**What the task asks:**
Format every line of the rows below as a JSON list of strings, one string per line, with blank lines and the pictures left out.

[START]

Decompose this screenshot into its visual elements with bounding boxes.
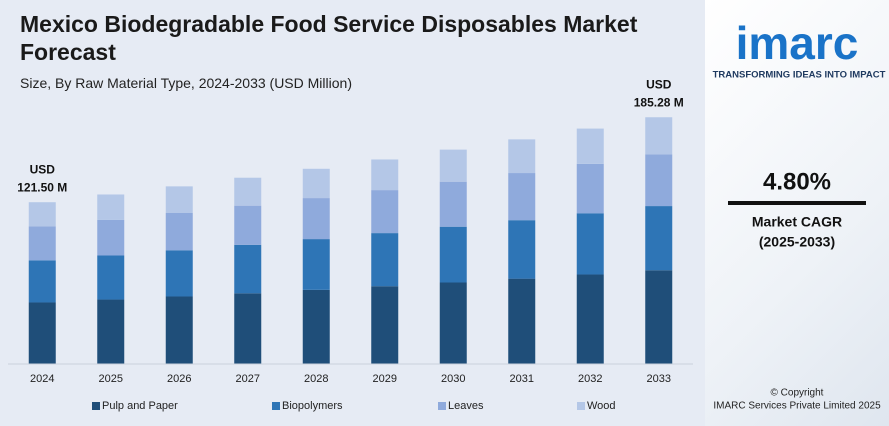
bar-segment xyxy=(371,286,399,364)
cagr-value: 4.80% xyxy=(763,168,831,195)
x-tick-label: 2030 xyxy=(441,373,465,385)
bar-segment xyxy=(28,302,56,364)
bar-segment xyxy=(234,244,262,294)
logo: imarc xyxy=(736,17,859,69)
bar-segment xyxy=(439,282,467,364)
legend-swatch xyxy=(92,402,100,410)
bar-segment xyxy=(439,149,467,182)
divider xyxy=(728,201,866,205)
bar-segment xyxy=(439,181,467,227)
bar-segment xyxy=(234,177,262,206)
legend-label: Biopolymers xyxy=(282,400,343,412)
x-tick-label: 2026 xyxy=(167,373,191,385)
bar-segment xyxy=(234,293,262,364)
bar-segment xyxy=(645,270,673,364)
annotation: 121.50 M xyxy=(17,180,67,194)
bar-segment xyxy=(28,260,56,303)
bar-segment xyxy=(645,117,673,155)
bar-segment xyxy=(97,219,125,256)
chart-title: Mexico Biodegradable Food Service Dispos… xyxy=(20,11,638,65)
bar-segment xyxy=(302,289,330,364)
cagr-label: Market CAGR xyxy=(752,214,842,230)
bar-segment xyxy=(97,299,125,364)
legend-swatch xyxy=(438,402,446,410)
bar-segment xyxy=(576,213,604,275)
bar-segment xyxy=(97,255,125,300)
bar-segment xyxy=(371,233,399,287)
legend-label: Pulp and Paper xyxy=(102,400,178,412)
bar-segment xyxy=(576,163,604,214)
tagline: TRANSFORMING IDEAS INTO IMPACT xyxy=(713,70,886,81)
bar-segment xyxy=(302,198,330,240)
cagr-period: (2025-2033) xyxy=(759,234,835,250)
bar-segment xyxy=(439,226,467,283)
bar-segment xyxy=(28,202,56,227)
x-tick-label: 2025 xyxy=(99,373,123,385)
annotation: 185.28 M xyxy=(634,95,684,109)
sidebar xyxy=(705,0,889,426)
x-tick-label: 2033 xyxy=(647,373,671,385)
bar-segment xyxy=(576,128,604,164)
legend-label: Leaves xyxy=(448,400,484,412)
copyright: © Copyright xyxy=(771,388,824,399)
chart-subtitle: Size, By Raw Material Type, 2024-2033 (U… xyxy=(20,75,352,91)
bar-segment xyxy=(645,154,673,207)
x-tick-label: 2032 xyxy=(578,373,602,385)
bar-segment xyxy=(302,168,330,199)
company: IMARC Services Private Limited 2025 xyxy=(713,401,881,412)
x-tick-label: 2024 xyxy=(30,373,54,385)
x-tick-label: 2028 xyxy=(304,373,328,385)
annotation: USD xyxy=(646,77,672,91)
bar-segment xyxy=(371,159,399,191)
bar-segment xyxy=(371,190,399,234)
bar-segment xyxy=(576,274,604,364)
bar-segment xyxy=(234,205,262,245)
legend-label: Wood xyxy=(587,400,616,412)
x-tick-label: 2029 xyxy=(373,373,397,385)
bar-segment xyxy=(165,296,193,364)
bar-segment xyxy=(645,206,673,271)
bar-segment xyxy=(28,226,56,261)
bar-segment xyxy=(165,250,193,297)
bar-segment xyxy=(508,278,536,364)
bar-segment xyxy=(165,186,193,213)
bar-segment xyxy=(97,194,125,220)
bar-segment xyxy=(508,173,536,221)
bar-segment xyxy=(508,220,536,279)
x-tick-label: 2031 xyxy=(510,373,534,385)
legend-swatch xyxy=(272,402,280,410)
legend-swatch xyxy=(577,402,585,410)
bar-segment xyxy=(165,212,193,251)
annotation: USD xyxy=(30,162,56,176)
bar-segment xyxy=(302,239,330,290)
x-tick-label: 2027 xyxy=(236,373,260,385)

[END]

**Exercise output:**
[
  "Decompose this screenshot into its visual elements with bounding boxes.",
  "bar-segment xyxy=(371,286,399,364)",
  "cagr-value: 4.80% xyxy=(763,168,831,195)",
  "x-tick-label: 2030 xyxy=(441,373,465,385)",
  "bar-segment xyxy=(28,302,56,364)",
  "bar-segment xyxy=(234,244,262,294)",
  "logo: imarc xyxy=(736,17,859,69)",
  "bar-segment xyxy=(439,282,467,364)",
  "legend-swatch xyxy=(92,402,100,410)",
  "bar-segment xyxy=(439,149,467,182)",
  "divider xyxy=(728,201,866,205)",
  "bar-segment xyxy=(439,181,467,227)",
  "bar-segment xyxy=(234,177,262,206)",
  "legend-label: Biopolymers xyxy=(282,400,343,412)",
  "x-tick-label: 2026 xyxy=(167,373,191,385)",
  "bar-segment xyxy=(234,293,262,364)",
  "bar-segment xyxy=(645,270,673,364)",
  "annotation: 121.50 M xyxy=(17,180,67,194)",
  "bar-segment xyxy=(28,260,56,303)",
  "bar-segment xyxy=(645,117,673,155)",
  "bar-segment xyxy=(97,219,125,256)",
  "chart-title: Mexico Biodegradable Food Service Dispos… xyxy=(20,11,638,65)",
  "bar-segment xyxy=(302,289,330,364)",
  "cagr-label: Market CAGR xyxy=(752,214,842,230)",
  "bar-segment xyxy=(97,299,125,364)",
  "legend-swatch xyxy=(438,402,446,410)",
  "bar-segment xyxy=(576,213,604,275)",
  "bar-segment xyxy=(97,255,125,300)",
  "bar-segment xyxy=(371,233,399,287)",
  "legend-label: Pulp and Paper xyxy=(102,400,178,412)",
  "bar-segment xyxy=(576,163,604,214)",
  "tagline: TRANSFORMING IDEAS INTO IMPACT xyxy=(713,70,886,81)",
  "bar-segment xyxy=(302,198,330,240)",
  "cagr-period: (2025-2033) xyxy=(759,234,835,250)",
  "bar-segment xyxy=(439,226,467,283)",
  "bar-segment xyxy=(28,202,56,227)",
  "x-tick-label: 2025 xyxy=(99,373,123,385)",
  "annotation: 185.28 M xyxy=(634,95,684,109)",
  "sidebar xyxy=(705,0,889,426)",
  "x-tick-label: 2033 xyxy=(647,373,671,385)",
  "bar-segment xyxy=(576,128,604,164)",
  "legend-label: Leaves xyxy=(448,400,484,412)",
  "copyright: © Copyright xyxy=(771,388,824,399)",
  "chart-subtitle: Size, By Raw Material Type, 2024-2033 (U… xyxy=(20,75,352,91)",
  "bar-segment xyxy=(645,154,673,207)",
  "x-tick-label: 2032 xyxy=(578,373,602,385)",
  "bar-segment xyxy=(302,168,330,199)",
  "company: IMARC Services Private Limited 2025 xyxy=(713,401,881,412)",
  "x-tick-label: 2024 xyxy=(30,373,54,385)",
  "x-tick-label: 2028 xyxy=(304,373,328,385)",
  "annotation: USD xyxy=(646,77,672,91)",
  "bar-segment xyxy=(371,159,399,191)",
  "bar-segment xyxy=(371,190,399,234)",
  "bar-segment xyxy=(576,274,604,364)",
  "bar-segment xyxy=(234,205,262,245)",
  "legend-label: Wood xyxy=(587,400,616,412)",
  "x-tick-label: 2029 xyxy=(373,373,397,385)",
  "bar-segment xyxy=(165,296,193,364)",
  "bar-segment xyxy=(645,206,673,271)",
  "bar-segment xyxy=(28,226,56,261)",
  "bar-segment xyxy=(165,250,193,297)",
  "bar-segment xyxy=(508,278,536,364)",
  "bar-segment xyxy=(165,186,193,213)",
  "bar-segment xyxy=(97,194,125,220)",
  "bar-segment xyxy=(508,173,536,221)",
  "bar-segment xyxy=(508,220,536,279)",
  "x-tick-label: 2031 xyxy=(510,373,534,385)",
  "legend-swatch xyxy=(272,402,280,410)",
  "legend-swatch xyxy=(577,402,585,410)",
  "bar-segment xyxy=(165,212,193,251)",
  "annotation: USD xyxy=(30,162,56,176)",
  "bar-segment xyxy=(302,239,330,290)",
  "x-tick-label: 2027 xyxy=(236,373,260,385)"
]